- [THE PROBLEM]
Look through the listing and locate every line containing the word "this"; copy those lines.

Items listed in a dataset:
★ ★ ★ ★ ★
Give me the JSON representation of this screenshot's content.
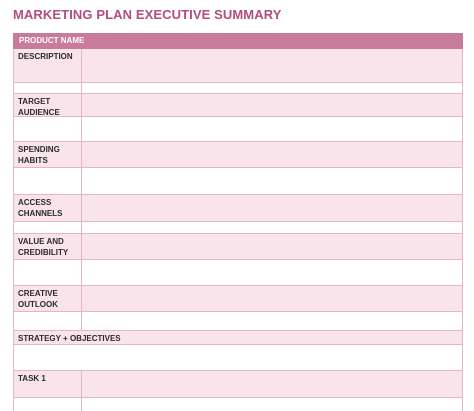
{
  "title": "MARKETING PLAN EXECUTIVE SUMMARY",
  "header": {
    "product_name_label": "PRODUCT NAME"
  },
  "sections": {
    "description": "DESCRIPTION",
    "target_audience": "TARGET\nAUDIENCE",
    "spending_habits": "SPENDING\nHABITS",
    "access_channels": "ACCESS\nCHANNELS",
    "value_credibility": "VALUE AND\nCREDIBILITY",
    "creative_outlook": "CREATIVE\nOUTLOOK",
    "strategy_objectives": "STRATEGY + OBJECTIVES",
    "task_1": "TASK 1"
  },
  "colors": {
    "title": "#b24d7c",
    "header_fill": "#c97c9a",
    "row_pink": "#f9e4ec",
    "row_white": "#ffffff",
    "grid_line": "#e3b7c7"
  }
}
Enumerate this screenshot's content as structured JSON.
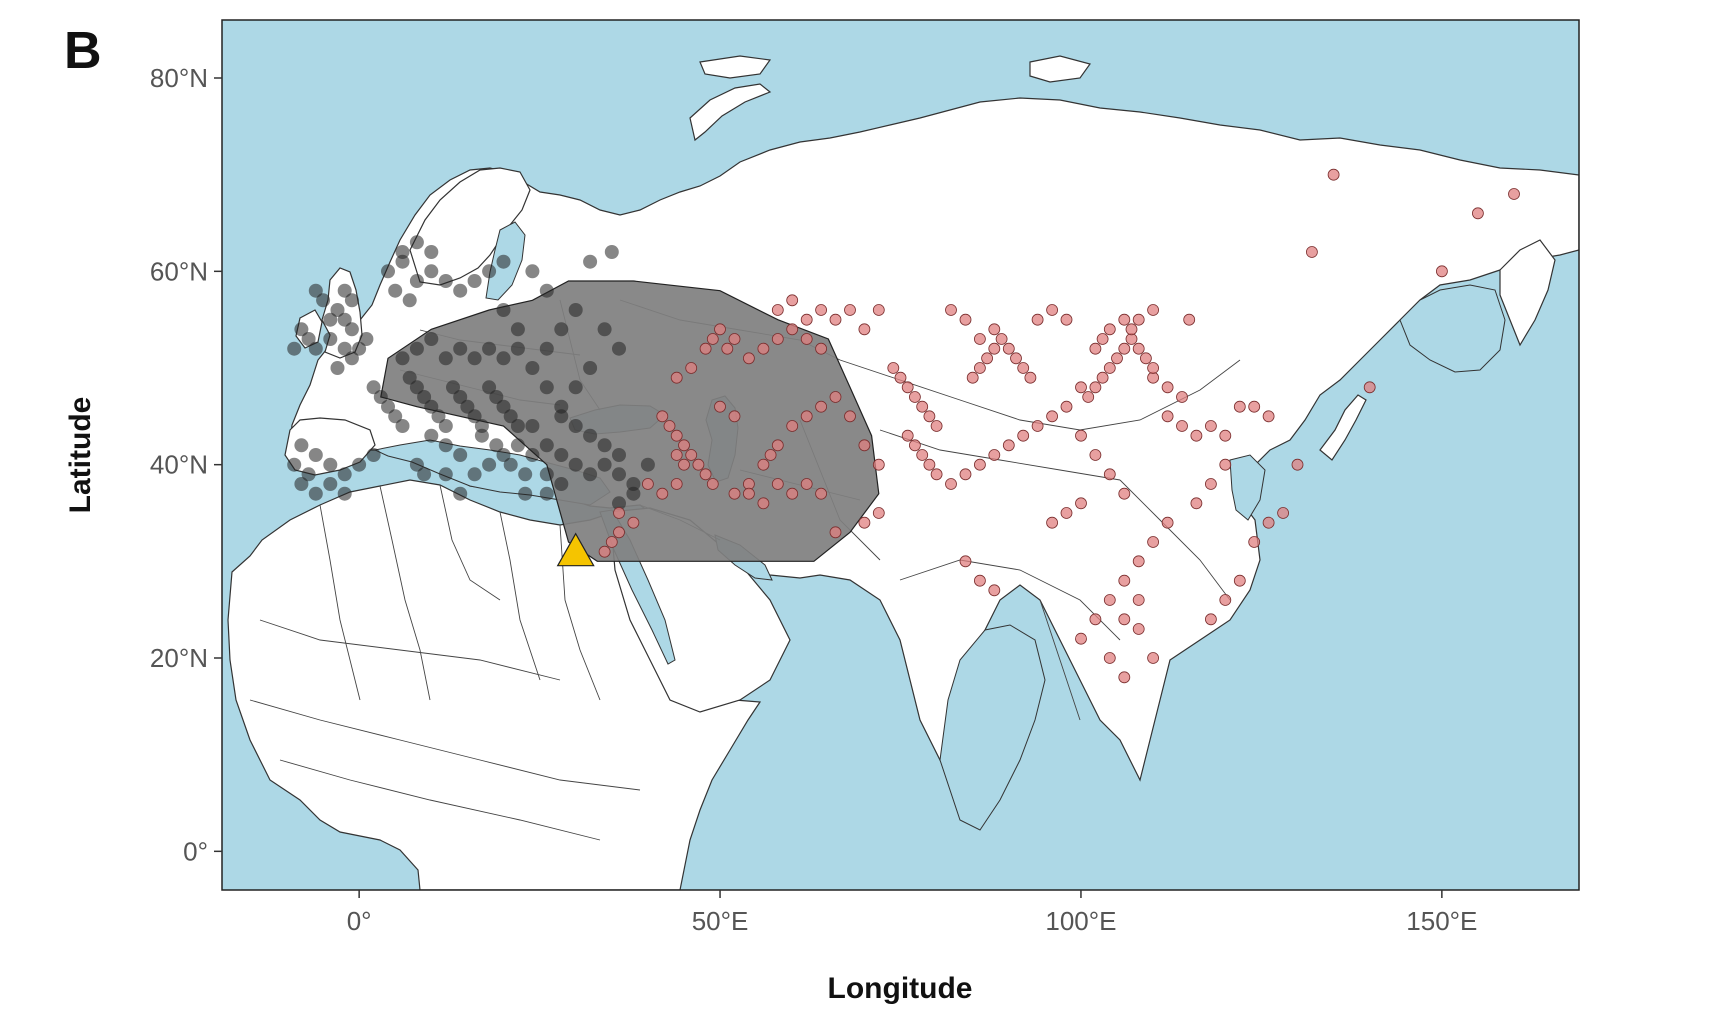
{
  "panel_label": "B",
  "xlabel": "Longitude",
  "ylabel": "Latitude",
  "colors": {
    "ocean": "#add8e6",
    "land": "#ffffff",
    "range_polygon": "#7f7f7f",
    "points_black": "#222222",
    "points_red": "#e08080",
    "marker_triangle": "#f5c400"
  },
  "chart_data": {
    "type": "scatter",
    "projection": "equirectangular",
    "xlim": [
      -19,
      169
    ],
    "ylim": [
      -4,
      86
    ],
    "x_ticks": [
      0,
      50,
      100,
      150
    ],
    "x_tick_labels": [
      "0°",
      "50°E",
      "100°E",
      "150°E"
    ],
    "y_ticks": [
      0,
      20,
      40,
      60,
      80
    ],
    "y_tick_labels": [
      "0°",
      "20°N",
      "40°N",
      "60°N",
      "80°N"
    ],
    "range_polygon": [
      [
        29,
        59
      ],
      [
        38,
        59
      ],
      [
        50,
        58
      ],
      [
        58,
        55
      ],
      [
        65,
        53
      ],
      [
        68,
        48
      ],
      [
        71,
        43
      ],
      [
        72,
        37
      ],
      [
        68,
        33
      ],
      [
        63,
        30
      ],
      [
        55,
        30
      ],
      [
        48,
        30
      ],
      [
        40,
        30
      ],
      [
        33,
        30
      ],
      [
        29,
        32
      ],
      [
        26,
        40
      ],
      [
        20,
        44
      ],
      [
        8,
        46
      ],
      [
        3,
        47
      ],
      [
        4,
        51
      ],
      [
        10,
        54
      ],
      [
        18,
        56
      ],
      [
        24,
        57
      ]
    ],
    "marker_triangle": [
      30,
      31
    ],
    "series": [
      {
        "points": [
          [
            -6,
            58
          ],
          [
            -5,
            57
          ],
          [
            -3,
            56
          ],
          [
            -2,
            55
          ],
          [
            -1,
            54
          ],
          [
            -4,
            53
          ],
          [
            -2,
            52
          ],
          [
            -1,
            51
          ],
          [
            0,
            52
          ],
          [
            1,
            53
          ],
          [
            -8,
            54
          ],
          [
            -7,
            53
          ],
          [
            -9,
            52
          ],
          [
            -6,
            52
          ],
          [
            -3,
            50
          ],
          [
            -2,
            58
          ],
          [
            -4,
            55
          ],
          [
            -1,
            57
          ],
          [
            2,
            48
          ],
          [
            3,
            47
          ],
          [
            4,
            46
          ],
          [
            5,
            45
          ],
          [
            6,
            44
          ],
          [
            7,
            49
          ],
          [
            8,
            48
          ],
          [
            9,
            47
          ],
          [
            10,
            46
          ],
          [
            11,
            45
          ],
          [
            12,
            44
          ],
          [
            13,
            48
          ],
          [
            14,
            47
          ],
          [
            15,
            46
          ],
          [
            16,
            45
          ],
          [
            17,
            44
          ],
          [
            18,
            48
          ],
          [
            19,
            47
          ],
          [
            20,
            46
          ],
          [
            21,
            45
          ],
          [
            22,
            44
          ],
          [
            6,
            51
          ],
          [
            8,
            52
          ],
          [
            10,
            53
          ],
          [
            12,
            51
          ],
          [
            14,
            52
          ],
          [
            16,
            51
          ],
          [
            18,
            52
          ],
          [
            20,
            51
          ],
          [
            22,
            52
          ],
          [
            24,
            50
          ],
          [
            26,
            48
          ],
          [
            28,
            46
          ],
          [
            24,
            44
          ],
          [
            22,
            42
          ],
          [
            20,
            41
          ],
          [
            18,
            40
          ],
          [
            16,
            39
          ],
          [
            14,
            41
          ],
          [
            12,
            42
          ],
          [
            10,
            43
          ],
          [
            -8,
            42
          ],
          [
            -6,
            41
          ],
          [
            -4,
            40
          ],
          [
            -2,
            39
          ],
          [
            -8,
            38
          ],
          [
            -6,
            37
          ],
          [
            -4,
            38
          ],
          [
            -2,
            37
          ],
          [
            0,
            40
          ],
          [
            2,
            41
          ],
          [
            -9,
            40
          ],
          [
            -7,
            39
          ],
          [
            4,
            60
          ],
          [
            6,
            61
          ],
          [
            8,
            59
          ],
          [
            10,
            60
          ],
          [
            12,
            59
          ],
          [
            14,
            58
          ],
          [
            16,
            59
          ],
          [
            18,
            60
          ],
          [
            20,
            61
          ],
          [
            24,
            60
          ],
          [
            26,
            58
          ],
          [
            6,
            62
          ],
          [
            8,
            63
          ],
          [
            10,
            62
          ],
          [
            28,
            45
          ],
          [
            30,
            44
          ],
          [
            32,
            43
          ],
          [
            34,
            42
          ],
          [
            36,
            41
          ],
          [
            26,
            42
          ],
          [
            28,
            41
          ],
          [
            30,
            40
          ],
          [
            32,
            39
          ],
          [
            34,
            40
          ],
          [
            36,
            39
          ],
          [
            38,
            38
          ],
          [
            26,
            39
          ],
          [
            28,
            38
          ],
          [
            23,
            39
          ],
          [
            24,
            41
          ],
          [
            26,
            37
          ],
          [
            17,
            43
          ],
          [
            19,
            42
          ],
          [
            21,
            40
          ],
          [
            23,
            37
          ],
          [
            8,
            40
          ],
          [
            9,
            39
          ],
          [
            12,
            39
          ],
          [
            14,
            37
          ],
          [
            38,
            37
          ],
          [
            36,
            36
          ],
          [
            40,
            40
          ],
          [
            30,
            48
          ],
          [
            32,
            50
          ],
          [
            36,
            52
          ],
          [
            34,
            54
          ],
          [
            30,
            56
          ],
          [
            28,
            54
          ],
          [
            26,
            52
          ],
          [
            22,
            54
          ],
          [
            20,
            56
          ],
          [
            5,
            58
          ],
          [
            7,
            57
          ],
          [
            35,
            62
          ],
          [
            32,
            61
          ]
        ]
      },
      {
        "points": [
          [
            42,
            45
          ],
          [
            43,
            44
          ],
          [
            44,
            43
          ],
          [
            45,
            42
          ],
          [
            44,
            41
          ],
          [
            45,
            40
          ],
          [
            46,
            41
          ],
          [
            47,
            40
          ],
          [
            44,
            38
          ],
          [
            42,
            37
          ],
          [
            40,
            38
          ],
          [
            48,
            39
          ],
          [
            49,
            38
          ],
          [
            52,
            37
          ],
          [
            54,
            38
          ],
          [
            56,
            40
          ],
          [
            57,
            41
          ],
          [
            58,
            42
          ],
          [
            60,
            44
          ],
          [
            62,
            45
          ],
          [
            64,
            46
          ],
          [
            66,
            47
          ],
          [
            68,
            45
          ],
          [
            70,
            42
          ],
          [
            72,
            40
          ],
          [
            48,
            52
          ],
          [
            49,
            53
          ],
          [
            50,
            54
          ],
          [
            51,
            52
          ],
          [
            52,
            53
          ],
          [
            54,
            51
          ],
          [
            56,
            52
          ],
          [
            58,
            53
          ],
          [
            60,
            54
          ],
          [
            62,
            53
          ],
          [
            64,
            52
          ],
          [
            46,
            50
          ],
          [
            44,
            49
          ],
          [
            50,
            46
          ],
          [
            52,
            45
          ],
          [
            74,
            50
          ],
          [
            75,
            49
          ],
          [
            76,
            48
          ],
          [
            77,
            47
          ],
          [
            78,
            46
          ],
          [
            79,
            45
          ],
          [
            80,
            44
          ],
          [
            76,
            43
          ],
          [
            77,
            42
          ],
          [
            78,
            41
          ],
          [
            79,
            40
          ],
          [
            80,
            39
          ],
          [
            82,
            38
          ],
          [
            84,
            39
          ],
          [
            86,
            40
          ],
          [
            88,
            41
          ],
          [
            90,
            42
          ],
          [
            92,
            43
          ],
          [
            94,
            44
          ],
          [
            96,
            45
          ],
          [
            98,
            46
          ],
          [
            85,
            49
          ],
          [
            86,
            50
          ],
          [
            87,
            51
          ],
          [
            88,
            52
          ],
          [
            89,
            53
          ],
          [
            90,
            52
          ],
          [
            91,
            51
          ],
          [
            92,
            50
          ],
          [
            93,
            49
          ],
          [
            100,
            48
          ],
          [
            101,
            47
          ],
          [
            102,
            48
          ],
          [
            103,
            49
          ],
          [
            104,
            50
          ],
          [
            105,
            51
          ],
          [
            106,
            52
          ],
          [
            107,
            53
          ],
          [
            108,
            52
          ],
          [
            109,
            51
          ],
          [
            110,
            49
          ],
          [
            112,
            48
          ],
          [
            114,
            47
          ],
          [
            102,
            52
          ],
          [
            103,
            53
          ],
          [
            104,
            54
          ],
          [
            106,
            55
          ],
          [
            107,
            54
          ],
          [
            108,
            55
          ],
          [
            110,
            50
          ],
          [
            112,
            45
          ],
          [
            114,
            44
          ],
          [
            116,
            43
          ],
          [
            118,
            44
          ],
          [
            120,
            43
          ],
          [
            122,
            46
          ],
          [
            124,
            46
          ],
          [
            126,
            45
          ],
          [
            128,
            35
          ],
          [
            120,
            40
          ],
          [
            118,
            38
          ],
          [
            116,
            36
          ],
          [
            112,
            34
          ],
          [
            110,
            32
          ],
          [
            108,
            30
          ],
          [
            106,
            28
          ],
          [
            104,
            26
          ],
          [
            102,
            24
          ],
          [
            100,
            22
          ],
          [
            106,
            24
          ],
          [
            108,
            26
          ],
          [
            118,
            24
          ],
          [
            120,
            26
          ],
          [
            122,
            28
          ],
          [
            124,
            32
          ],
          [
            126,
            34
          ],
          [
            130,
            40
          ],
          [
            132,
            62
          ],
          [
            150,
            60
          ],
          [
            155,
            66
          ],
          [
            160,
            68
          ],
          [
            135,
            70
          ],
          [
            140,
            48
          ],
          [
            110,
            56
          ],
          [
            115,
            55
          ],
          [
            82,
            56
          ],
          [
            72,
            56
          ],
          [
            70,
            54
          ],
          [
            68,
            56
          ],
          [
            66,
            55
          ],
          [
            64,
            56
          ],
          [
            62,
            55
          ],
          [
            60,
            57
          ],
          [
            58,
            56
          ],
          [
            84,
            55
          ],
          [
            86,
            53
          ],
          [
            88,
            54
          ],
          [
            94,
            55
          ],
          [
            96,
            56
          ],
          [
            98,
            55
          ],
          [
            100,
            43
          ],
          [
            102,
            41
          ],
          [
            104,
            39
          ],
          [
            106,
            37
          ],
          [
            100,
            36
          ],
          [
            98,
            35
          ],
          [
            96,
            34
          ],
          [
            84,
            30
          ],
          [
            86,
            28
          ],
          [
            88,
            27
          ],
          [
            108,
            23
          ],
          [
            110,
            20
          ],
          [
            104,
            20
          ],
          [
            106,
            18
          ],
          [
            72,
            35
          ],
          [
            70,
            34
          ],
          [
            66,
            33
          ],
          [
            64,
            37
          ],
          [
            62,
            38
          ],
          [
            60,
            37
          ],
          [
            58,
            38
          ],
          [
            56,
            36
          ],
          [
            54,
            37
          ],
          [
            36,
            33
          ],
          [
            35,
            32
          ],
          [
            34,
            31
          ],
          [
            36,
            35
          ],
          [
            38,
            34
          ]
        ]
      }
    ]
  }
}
★ ★ ★ ★ ★
- [TASK OUTPUT]
Give me the JSON representation of this screenshot's content.
Enumerate this screenshot's content as structured JSON.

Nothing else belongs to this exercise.